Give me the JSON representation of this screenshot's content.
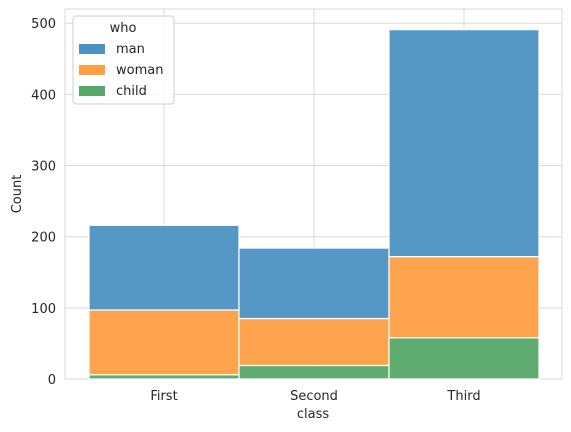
{
  "chart_data": {
    "type": "bar",
    "stacked": true,
    "categories": [
      "First",
      "Second",
      "Third"
    ],
    "series": [
      {
        "name": "child",
        "values": [
          6,
          19,
          58
        ],
        "color": "#55a868"
      },
      {
        "name": "woman",
        "values": [
          91,
          66,
          114
        ],
        "color": "#ff9f45"
      },
      {
        "name": "man",
        "values": [
          119,
          99,
          319
        ],
        "color": "#4c92c3"
      }
    ],
    "legend_order": [
      "man",
      "woman",
      "child"
    ],
    "legend_title": "who",
    "legend_placement": "top-left",
    "xlabel": "class",
    "ylabel": "Count",
    "ylim": [
      0,
      520
    ],
    "yticks": [
      0,
      100,
      200,
      300,
      400,
      500
    ],
    "grid": true
  }
}
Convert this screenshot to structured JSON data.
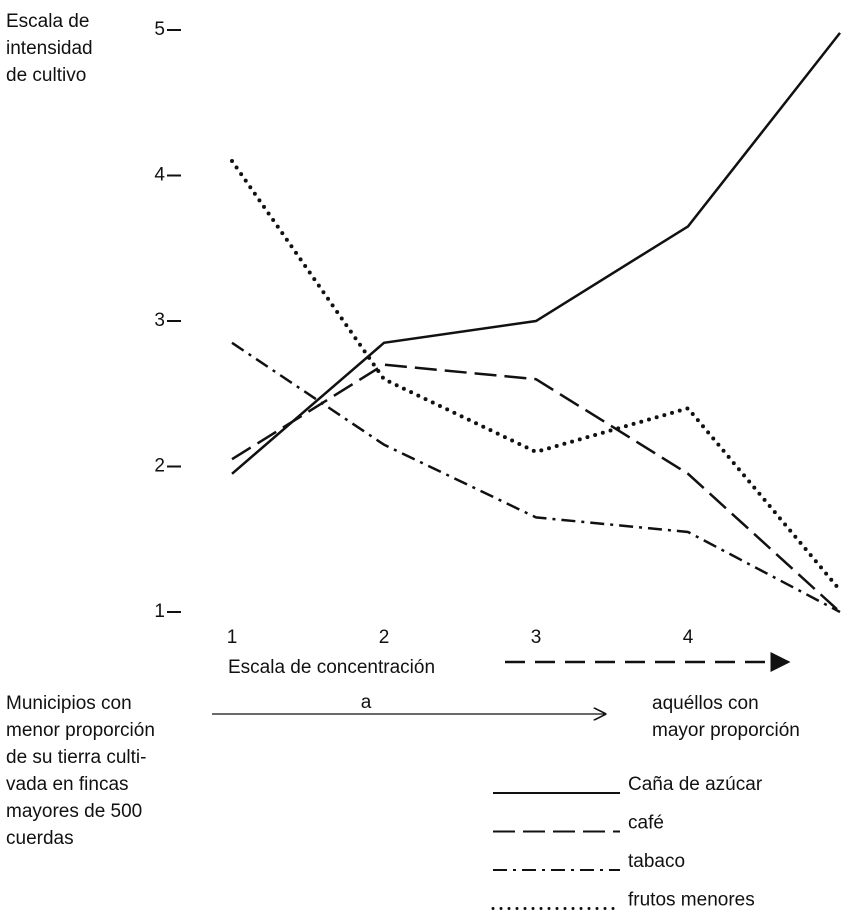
{
  "chart_data": {
    "type": "line",
    "y_label": [
      "Escala de",
      "intensidad",
      "de cultivo"
    ],
    "x_label": "Escala de concentración",
    "categories": [
      "1",
      "2",
      "3",
      "4",
      null
    ],
    "ylim": [
      1,
      5
    ],
    "yticks": [
      1,
      2,
      3,
      4,
      5
    ],
    "note_left": [
      "Municipios con",
      "menor proporción",
      "de su tierra culti-",
      "vada en fincas",
      "mayores de 500",
      "cuerdas"
    ],
    "note_middle": "a",
    "note_right": [
      "aquéllos con",
      "mayor proporción"
    ],
    "series": [
      {
        "name": "Caña de azúcar",
        "color": "#111111",
        "dash": "solid",
        "values": [
          1.95,
          2.85,
          3.0,
          3.65,
          4.98
        ]
      },
      {
        "name": "café",
        "color": "#111111",
        "dash": "dashed",
        "values": [
          2.05,
          2.7,
          2.6,
          1.95,
          1.0
        ]
      },
      {
        "name": "tabaco",
        "color": "#111111",
        "dash": "dashdot",
        "values": [
          2.85,
          2.15,
          1.65,
          1.55,
          1.0
        ]
      },
      {
        "name": "frutos menores",
        "color": "#111111",
        "dash": "dotted",
        "values": [
          4.1,
          2.6,
          2.1,
          2.4,
          1.15
        ]
      }
    ]
  }
}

BRIEF:
Output a faithful copy of the data, with each picture left out.

PROBLEM SOLUTION:
Give me the JSON representation of this screenshot's content.
{
  "chart_data": {
    "type": "bar",
    "stacked": true,
    "categories": [
      "First",
      "Second",
      "Third"
    ],
    "series": [
      {
        "name": "child",
        "values": [
          6,
          19,
          58
        ],
        "color": "#55a868"
      },
      {
        "name": "woman",
        "values": [
          91,
          66,
          114
        ],
        "color": "#ff9f45"
      },
      {
        "name": "man",
        "values": [
          119,
          99,
          319
        ],
        "color": "#4c92c3"
      }
    ],
    "legend_order": [
      "man",
      "woman",
      "child"
    ],
    "legend_title": "who",
    "legend_placement": "top-left",
    "xlabel": "class",
    "ylabel": "Count",
    "ylim": [
      0,
      520
    ],
    "yticks": [
      0,
      100,
      200,
      300,
      400,
      500
    ],
    "grid": true
  }
}
Convert this screenshot to structured JSON data.
{
  "chart_data": {
    "type": "line",
    "y_label": [
      "Escala de",
      "intensidad",
      "de cultivo"
    ],
    "x_label": "Escala de concentración",
    "categories": [
      "1",
      "2",
      "3",
      "4",
      null
    ],
    "ylim": [
      1,
      5
    ],
    "yticks": [
      1,
      2,
      3,
      4,
      5
    ],
    "note_left": [
      "Municipios con",
      "menor proporción",
      "de su tierra culti-",
      "vada en fincas",
      "mayores de 500",
      "cuerdas"
    ],
    "note_middle": "a",
    "note_right": [
      "aquéllos con",
      "mayor proporción"
    ],
    "series": [
      {
        "name": "Caña de azúcar",
        "color": "#111111",
        "dash": "solid",
        "values": [
          1.95,
          2.85,
          3.0,
          3.65,
          4.98
        ]
      },
      {
        "name": "café",
        "color": "#111111",
        "dash": "dashed",
        "values": [
          2.05,
          2.7,
          2.6,
          1.95,
          1.0
        ]
      },
      {
        "name": "tabaco",
        "color": "#111111",
        "dash": "dashdot",
        "values": [
          2.85,
          2.15,
          1.65,
          1.55,
          1.0
        ]
      },
      {
        "name": "frutos menores",
        "color": "#111111",
        "dash": "dotted",
        "values": [
          4.1,
          2.6,
          2.1,
          2.4,
          1.15
        ]
      }
    ]
  }
}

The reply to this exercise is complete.